* [GIVEN PROBLEM] Turn the part that opens with the line containing "bar-earlier-1 xyxy=(707,463,765,509)" and closes with the line containing "bar-earlier-2 xyxy=(707,578,822,624)", both included, into a numbered list. Leave out any blank lines and any items outside that part.

* [INPUT FOR THIS TASK]

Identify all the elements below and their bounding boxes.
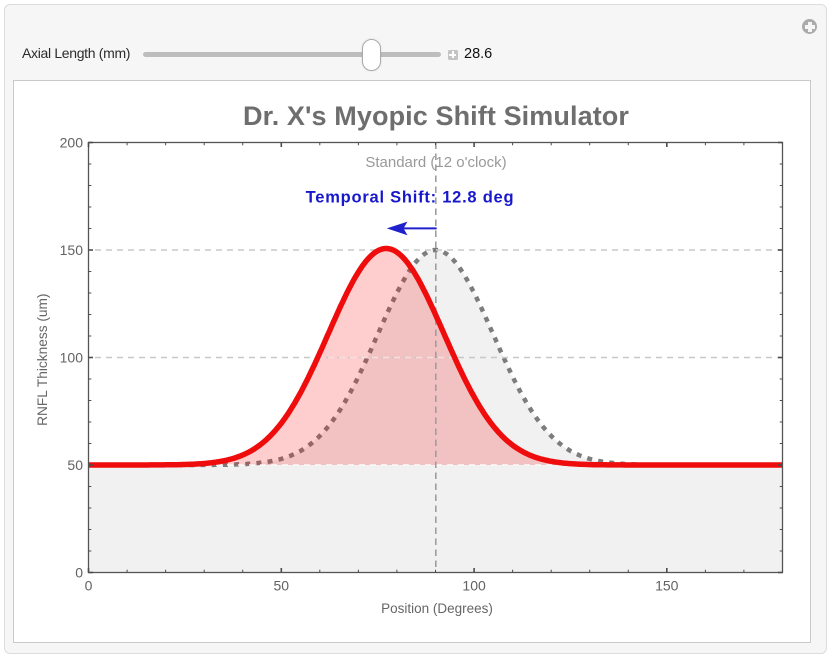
svg-text:Standard (12 o'clock): Standard (12 o'clock)	[365, 154, 506, 171]
svg-text:50: 50	[274, 578, 290, 594]
svg-text:RNFL Thickness (um): RNFL Thickness (um)	[35, 294, 50, 426]
svg-text:Dr. X's Myopic Shift Simulator: Dr. X's Myopic Shift Simulator	[243, 101, 629, 131]
svg-text:Temporal Shift: 12.8 deg: Temporal Shift: 12.8 deg	[306, 189, 515, 207]
svg-text:0: 0	[85, 578, 93, 594]
svg-text:Position (Degrees): Position (Degrees)	[381, 601, 493, 616]
svg-text:150: 150	[655, 578, 679, 594]
svg-text:50: 50	[67, 457, 83, 473]
svg-text:100: 100	[60, 350, 84, 366]
svg-text:150: 150	[60, 242, 84, 258]
svg-text:0: 0	[75, 565, 83, 581]
svg-text:200: 200	[60, 135, 84, 151]
svg-text:100: 100	[462, 578, 486, 594]
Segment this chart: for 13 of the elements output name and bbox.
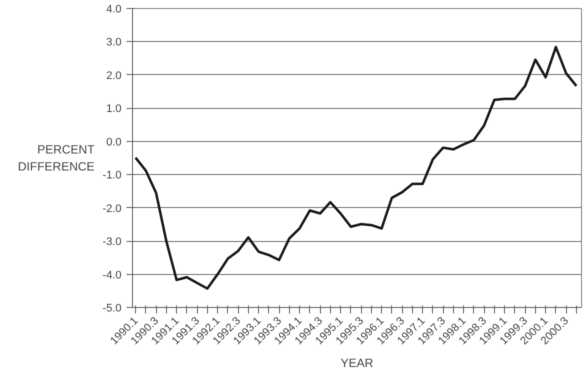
y-tick-label: 0.0 bbox=[106, 136, 122, 148]
y-tick-label: -1.0 bbox=[102, 170, 122, 182]
y-tick-label: 3.0 bbox=[106, 36, 122, 49]
y-tick-label: -4.0 bbox=[102, 269, 122, 282]
line-series bbox=[134, 46, 578, 290]
y-tick-label: 1.0 bbox=[106, 103, 122, 116]
y-tick-label: -3.0 bbox=[102, 236, 122, 248]
x-axis-title: YEAR bbox=[340, 356, 374, 370]
y-tick-label: 2.0 bbox=[106, 70, 122, 82]
y-tick-label: -5.0 bbox=[102, 302, 122, 314]
y-tick-label: 4.0 bbox=[106, 4, 122, 16]
y-axis-title: PERCENT DIFFERENCE bbox=[18, 142, 96, 174]
y-tick-label: -2.0 bbox=[102, 202, 122, 215]
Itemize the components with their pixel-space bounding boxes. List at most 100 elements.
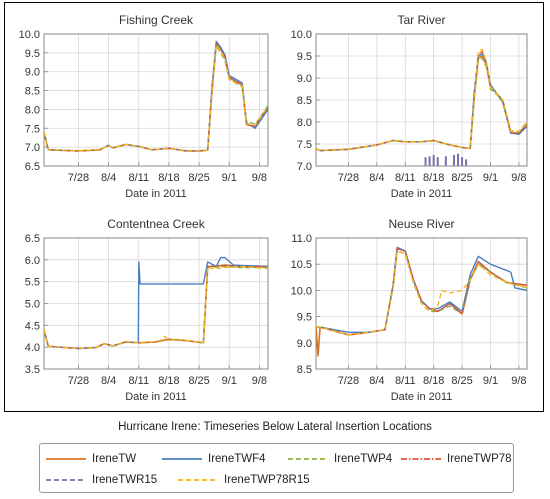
series-group [316,246,527,357]
legend-item-irenetw: IreneTW [46,451,136,467]
y-tick-label: 4.0 [25,342,40,354]
plot-area [43,237,269,370]
y-tick-label: 3.5 [25,364,40,376]
x-tick-label: 9/8 [511,172,526,184]
y-tick-label: 9.5 [297,312,312,324]
series-irenetwp78r15-line [44,265,268,350]
x-tick-label: 7/28 [68,172,89,184]
series-irenetwr15-line [44,264,268,350]
legend-swatch-irenetwp4 [288,458,328,460]
x-tick-label: 9/1 [222,375,237,387]
y-tick-label: 7.0 [25,142,40,154]
y-tick-label: 6.0 [25,255,40,267]
x-tick-label: 9/1 [483,172,498,184]
y-tick-label: 5.0 [25,299,40,311]
chart-title: Neuse River [388,217,454,231]
series-irenetwp78r15-line [316,48,527,152]
series-irenetwf4-line [44,256,268,350]
x-tick-label: 8/11 [128,172,149,184]
legend-label: IreneTWP78R15 [224,474,310,486]
plot-area [315,33,528,167]
legend-item-irenetwr15: IreneTWR15 [46,472,157,488]
y-tick-label: 8.0 [297,117,312,129]
x-tick-label: 9/1 [483,375,498,387]
chart-title: Contentnea Creek [107,217,205,231]
series-irenetwp4-line [44,44,268,152]
series-irenetwf4-line [316,53,527,152]
legend-label: IreneTWP4 [334,453,393,465]
y-tick-label: 6.5 [25,161,40,173]
chart-panel-2: Contentnea Creek 3.5 4.0 4.5 5.0 5.5 6.0 6.5 7/2… [25,217,269,403]
legend-item-irenetwp78r15: IreneTWP78R15 [178,472,310,488]
x-tick-label: 8/18 [158,375,179,387]
plot-area [43,33,269,167]
x-axis-label: Date in 2011 [391,188,453,200]
legend: IreneTW IreneTWF4 IreneTWP4 IreneTWP78 I… [39,443,514,493]
series-group [316,48,527,166]
y-tick-label: 4.5 [25,320,40,332]
series-irenetwp78r15-line [316,250,527,336]
series-irenetwf4-line [316,246,527,333]
x-tick-label: 9/8 [252,172,267,184]
series-irenetw-line [316,55,527,152]
chart-panel-0: Fishing Creek 6.5 7.0 7.5 8.0 8.5 9.0 9.5 10.0 7/… [19,13,269,200]
legend-label: IreneTWR15 [92,474,158,486]
y-tick-label: 6.5 [25,233,40,245]
y-tick-label: 8.5 [25,86,40,98]
series-irenetwp4-line [44,265,268,350]
y-tick-label: 9.0 [297,73,312,85]
x-tick-label: 9/8 [511,375,526,387]
y-tick-label: 9.0 [25,67,40,79]
y-tick-label: 8.0 [25,104,40,116]
x-axis-label: Date in 2011 [391,391,453,403]
y-tick-label: 8.5 [297,364,312,376]
x-tick-label: 8/4 [101,375,116,387]
x-tick-label: 8/4 [369,172,384,184]
x-tick-label: 8/18 [423,172,444,184]
x-tick-label: 8/25 [188,172,209,184]
series-irenetw-line [44,42,268,152]
chart-figure: Fishing Creek 6.5 7.0 7.5 8.0 8.5 9.0 9.5 10.0 7/… [19,13,528,403]
chart-panel-3: Neuse River 8.5 9.0 9.5 10.0 10.5 11.0 7/28 8/4 8… [291,217,528,403]
series-irenetwr15-line [44,42,268,152]
legend-swatch-irenetwr15 [46,479,86,481]
x-tick-label: 8/18 [158,172,179,184]
x-tick-label: 7/28 [68,375,89,387]
y-tick-label: 10.0 [19,29,40,41]
y-tick-label: 10.0 [291,285,312,297]
x-tick-label: 8/4 [369,375,384,387]
legend-swatch-irenetw [46,458,86,460]
figure-caption: Hurricane Irene: Timeseries Below Latera… [118,421,432,433]
x-tick-label: 8/11 [395,172,416,184]
series-irenetwp78r15-line [44,43,268,152]
chart-title: Tar River [397,13,445,27]
legend-label: IreneTWF4 [208,453,266,465]
y-tick-label: 9.0 [297,338,312,350]
y-tick-label: 9.5 [297,51,312,63]
x-tick-label: 9/8 [252,375,267,387]
y-tick-label: 7.5 [25,123,40,135]
figure-frame [4,2,544,412]
legend-item-irenetwp4: IreneTWP4 [288,451,392,467]
y-tick-label: 7.0 [297,161,312,173]
chart-title: Fishing Creek [119,13,194,27]
x-tick-label: 8/25 [188,375,209,387]
x-tick-label: 8/11 [128,375,149,387]
x-tick-label: 9/1 [222,172,237,184]
legend-swatch-irenetwp78r15 [178,479,218,481]
y-tick-label: 10.5 [291,259,312,271]
y-tick-label: 9.5 [25,48,40,60]
series-irenetw-line [44,264,268,350]
series-irenetwp78-line [44,264,268,350]
x-tick-label: 8/4 [101,172,116,184]
legend-item-irenetwp78: IreneTWP78 [401,451,512,467]
series-irenetwp78-line [44,42,268,152]
x-axis-label: Date in 2011 [125,391,187,403]
series-group [44,40,268,152]
legend-item-irenetwf4: IreneTWF4 [162,451,266,467]
legend-swatch-irenetwf4 [162,458,202,460]
chart-panel-1: Tar River 7.0 7.5 8.0 8.5 9.0 9.5 10.0 7/28 8/4 8/… [291,13,528,200]
series-irenetwp4-line [316,250,527,336]
series-irenetwr15-line [316,247,527,336]
y-tick-label: 11.0 [291,233,312,245]
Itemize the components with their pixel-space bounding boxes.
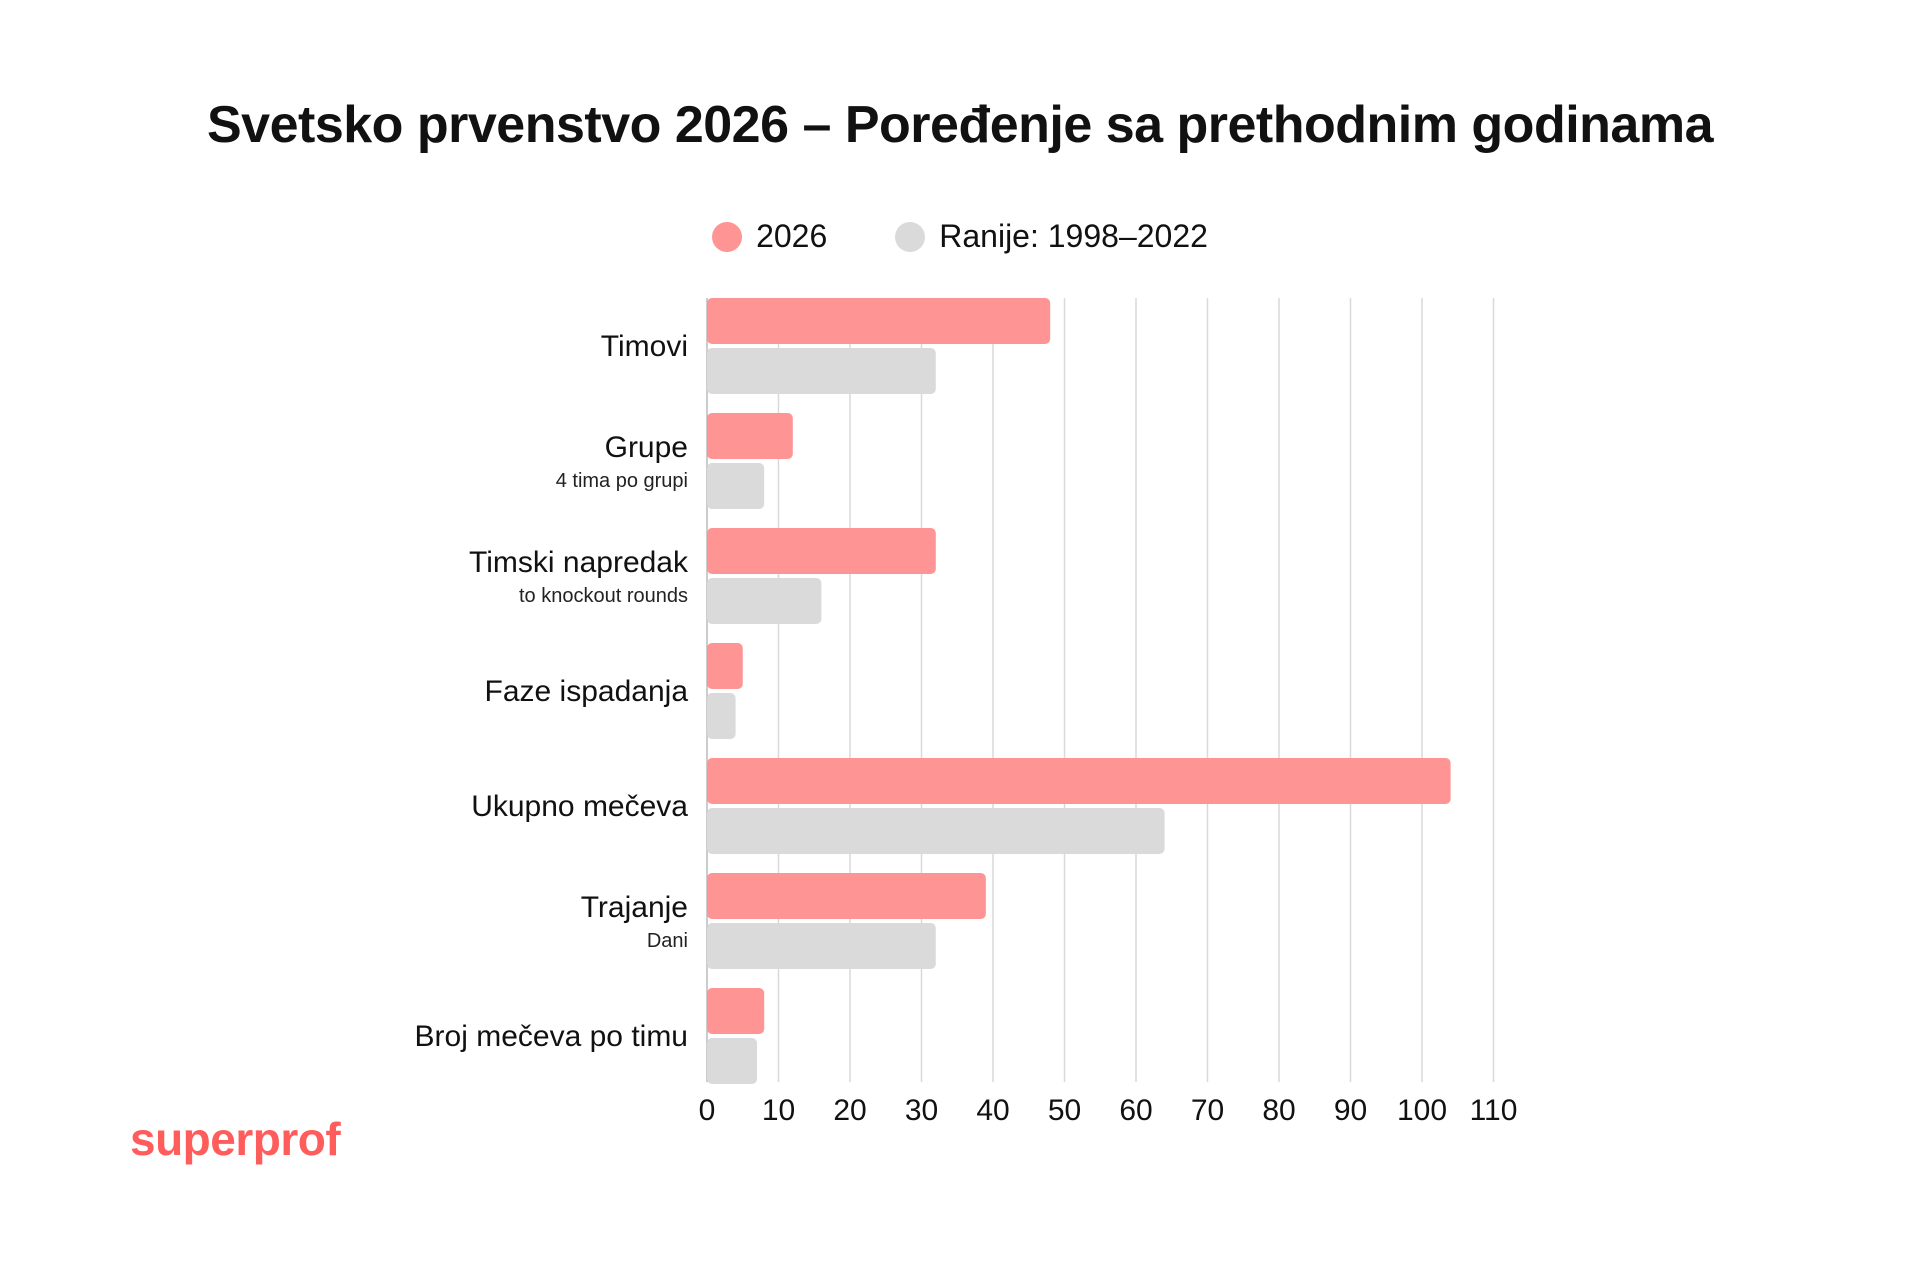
bar-earlier-1 xyxy=(707,463,765,509)
bar-2026-2 xyxy=(707,528,936,574)
category-label: Faze ispadanja xyxy=(485,675,689,708)
bar-earlier-0 xyxy=(707,348,936,394)
category-label: Timski napredak xyxy=(469,546,689,579)
x-tick-label: 10 xyxy=(762,1094,795,1127)
category-label: Ukupno mečeva xyxy=(471,790,688,823)
bar-2026-1 xyxy=(707,413,793,459)
bar-earlier-5 xyxy=(707,923,936,969)
x-tick-label: 70 xyxy=(1191,1094,1224,1127)
chart-title: Svetsko prvenstvo 2026 – Poređenje sa pr… xyxy=(206,96,1714,154)
x-tick-label: 90 xyxy=(1334,1094,1367,1127)
bar-earlier-3 xyxy=(707,693,736,739)
category-label: Timovi xyxy=(601,330,688,363)
x-tick-label: 100 xyxy=(1397,1094,1447,1127)
x-tick-label: 20 xyxy=(833,1094,866,1127)
category-sublabel: Dani xyxy=(647,930,688,952)
bar-earlier-2 xyxy=(707,578,822,624)
bar-2026-0 xyxy=(707,298,1051,344)
category-label: Broj mečeva po timu xyxy=(415,1020,688,1053)
category-sublabel: to knockout rounds xyxy=(519,585,688,607)
superprof-logo: superprof xyxy=(130,1113,341,1165)
legend-label-2026: 2026 xyxy=(756,218,828,254)
category-labels: Timovi Grupe 4 tima po grupi Timski napreda… xyxy=(415,330,689,1053)
legend-item-2026: 2026 xyxy=(712,218,827,255)
bar-2026-6 xyxy=(707,988,765,1034)
legend-swatch-2026 xyxy=(712,221,743,252)
bar-2026-4 xyxy=(707,758,1451,804)
x-tick-label: 0 xyxy=(699,1094,716,1127)
bar-2026-3 xyxy=(707,643,743,689)
legend-swatch-earlier xyxy=(895,221,926,252)
gridlines xyxy=(706,298,1495,1082)
x-tick-label: 110 xyxy=(1470,1094,1518,1127)
legend: 2026 Ranije: 1998–2022 xyxy=(0,218,1920,255)
x-tick-label: 80 xyxy=(1262,1094,1295,1127)
x-tick-label: 50 xyxy=(1048,1094,1081,1127)
bars xyxy=(707,298,1451,1084)
legend-item-earlier: Ranije: 1998–2022 xyxy=(895,218,1208,255)
legend-label-earlier: Ranije: 1998–2022 xyxy=(939,218,1208,254)
x-axis-ticks: 0 10 20 30 40 50 60 70 80 90 100 110 xyxy=(699,1094,1518,1127)
category-sublabel: 4 tima po grupi xyxy=(556,470,688,492)
x-tick-label: 40 xyxy=(976,1094,1009,1127)
bar-earlier-4 xyxy=(707,808,1165,854)
bar-earlier-6 xyxy=(707,1038,758,1084)
x-tick-label: 30 xyxy=(905,1094,938,1127)
x-tick-label: 60 xyxy=(1119,1094,1152,1127)
category-label: Trajanje xyxy=(581,891,688,924)
category-label: Grupe xyxy=(605,431,688,464)
bar-2026-5 xyxy=(707,873,986,919)
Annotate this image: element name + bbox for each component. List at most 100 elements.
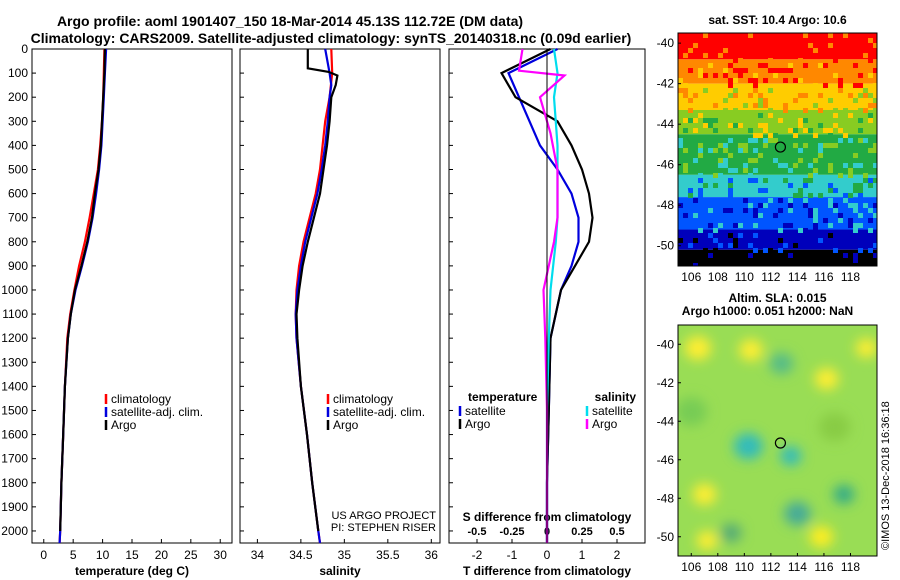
x-tick-label: 5 [70, 548, 77, 562]
legend-label: Argo [111, 418, 137, 432]
sst-pixel [753, 178, 758, 183]
sst-pixel [773, 68, 778, 73]
sst-pixel [718, 163, 723, 168]
sst-pixel [718, 53, 723, 58]
sst-pixel [848, 218, 853, 223]
map-subtitle: Argo h1000: 0.051 h2000: NaN [682, 304, 853, 318]
sst-pixel [818, 123, 823, 128]
sst-pixel [863, 173, 868, 178]
sst-pixel [693, 238, 698, 243]
sst-pixel [828, 223, 833, 228]
sst-pixel [808, 173, 813, 178]
sst-pixel [803, 143, 808, 148]
legend-label: satellite [465, 404, 506, 418]
sst-pixel [858, 163, 863, 168]
sst-pixel [738, 263, 743, 266]
x-tick-label: 10 [96, 548, 110, 562]
sst-pixel [763, 128, 768, 133]
sst-pixel [733, 58, 738, 63]
top-x-tick-label: -0.25 [499, 526, 524, 538]
map-x-tick-label: 110 [735, 270, 754, 284]
map-x-tick-label: 114 [788, 270, 807, 284]
series-line-satellite-adj-clim- [58, 48, 108, 544]
sst-pixel [843, 258, 848, 263]
sst-pixel [808, 43, 813, 48]
sst-pixel [793, 163, 798, 168]
sst-pixel [748, 33, 753, 38]
sst-pixel [753, 73, 758, 78]
sst-pixel [758, 133, 763, 138]
sst-pixel [828, 163, 833, 168]
sst-pixel [768, 113, 773, 118]
sst-pixel [723, 48, 728, 53]
sst-pixel [868, 208, 873, 213]
series-line-climatology [58, 48, 106, 544]
sst-pixel [763, 143, 768, 148]
sst-pixel [788, 168, 793, 173]
sst-pixel [703, 248, 708, 253]
sst-pixel [828, 188, 833, 193]
sst-pixel [688, 243, 693, 248]
sst-pixel [758, 123, 763, 128]
x-tick-label: 34 [251, 548, 265, 562]
sst-pixel [683, 53, 688, 58]
sst-pixel [843, 193, 848, 198]
sst-pixel [833, 188, 838, 193]
sst-pixel [803, 183, 808, 188]
sst-pixel [783, 68, 788, 73]
sst-pixel [683, 83, 688, 88]
sst-band [678, 83, 877, 110]
sst-pixel [758, 113, 763, 118]
sst-pixel [763, 123, 768, 128]
sst-pixel [738, 68, 743, 73]
sst-pixel [828, 198, 833, 203]
y-tick-label: 1800 [1, 476, 28, 490]
sst-pixel [848, 168, 853, 173]
sst-pixel [858, 183, 863, 188]
sst-pixel [743, 148, 748, 153]
sst-pixel [678, 253, 683, 258]
map-y-tick-label: -48 [657, 198, 675, 212]
sst-pixel [693, 263, 698, 266]
sst-pixel [798, 193, 803, 198]
sst-pixel [693, 158, 698, 163]
sst-pixel [798, 188, 803, 193]
y-tick-label: 1300 [1, 355, 28, 369]
sst-pixel [698, 153, 703, 158]
sst-pixel [788, 183, 793, 188]
sst-pixel [708, 208, 713, 213]
sst-pixel [853, 163, 858, 168]
x-tick-label: 20 [155, 548, 169, 562]
sst-pixel [803, 63, 808, 68]
sst-pixel [713, 118, 718, 123]
y-tick-label: 2000 [1, 524, 28, 538]
sst-pixel [813, 168, 818, 173]
sst-pixel [788, 68, 793, 73]
x-tick-label: -1 [507, 548, 518, 562]
sst-pixel [763, 203, 768, 208]
sst-pixel [758, 98, 763, 103]
sst-pixel [753, 88, 758, 93]
sst-pixel [773, 158, 778, 163]
sst-pixel [828, 38, 833, 43]
sst-pixel [863, 138, 868, 143]
sst-pixel [843, 163, 848, 168]
sst-pixel [733, 33, 738, 38]
sst-pixel [728, 193, 733, 198]
sst-pixel [683, 93, 688, 98]
sst-pixel [728, 138, 733, 143]
sst-pixel [813, 83, 818, 88]
map-title: sat. SST: 10.4 Argo: 10.6 [708, 13, 847, 27]
sst-pixel [748, 173, 753, 178]
x-tick-label: 34.5 [289, 548, 313, 562]
sst-pixel [703, 73, 708, 78]
sst-pixel [853, 63, 858, 68]
sst-pixel [853, 223, 858, 228]
sst-pixel [803, 118, 808, 123]
sst-pixel [753, 253, 758, 258]
map-x-tick-label: 114 [788, 560, 807, 574]
sst-pixel [683, 118, 688, 123]
difference-panel: -2 -1 0 1 2 T difference from climatology -0.5… [448, 48, 646, 578]
sst-pixel [683, 128, 688, 133]
sst-pixel [778, 238, 783, 243]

* [TASK ANSWER]
1. bar-earlier-1 xyxy=(707,463,765,509)
2. bar-2026-2 xyxy=(707,528,936,574)
3. category-label: Faze ispadanja xyxy=(485,675,689,708)
4. bar-earlier-0 xyxy=(707,348,936,394)
5. category-label: Timski napredak xyxy=(469,546,689,579)
6. x-tick-label: 10 xyxy=(762,1094,795,1127)
7. category-label: Ukupno mečeva xyxy=(471,790,688,823)
8. bar-2026-1 xyxy=(707,413,793,459)
9. bar-earlier-5 xyxy=(707,923,936,969)
10. x-tick-label: 70 xyxy=(1191,1094,1224,1127)
11. chart-title: Svetsko prvenstvo 2026 – Poređenje sa pr… xyxy=(206,96,1714,154)
12. x-tick-label: 90 xyxy=(1334,1094,1367,1127)
13. bar-earlier-3 xyxy=(707,693,736,739)
14. category-label: Timovi xyxy=(601,330,688,363)
15. x-tick-label: 100 xyxy=(1397,1094,1447,1127)
16. x-tick-label: 20 xyxy=(833,1094,866,1127)
17. category-sublabel: Dani xyxy=(647,930,688,952)
18. bar-earlier-2 xyxy=(707,578,822,624)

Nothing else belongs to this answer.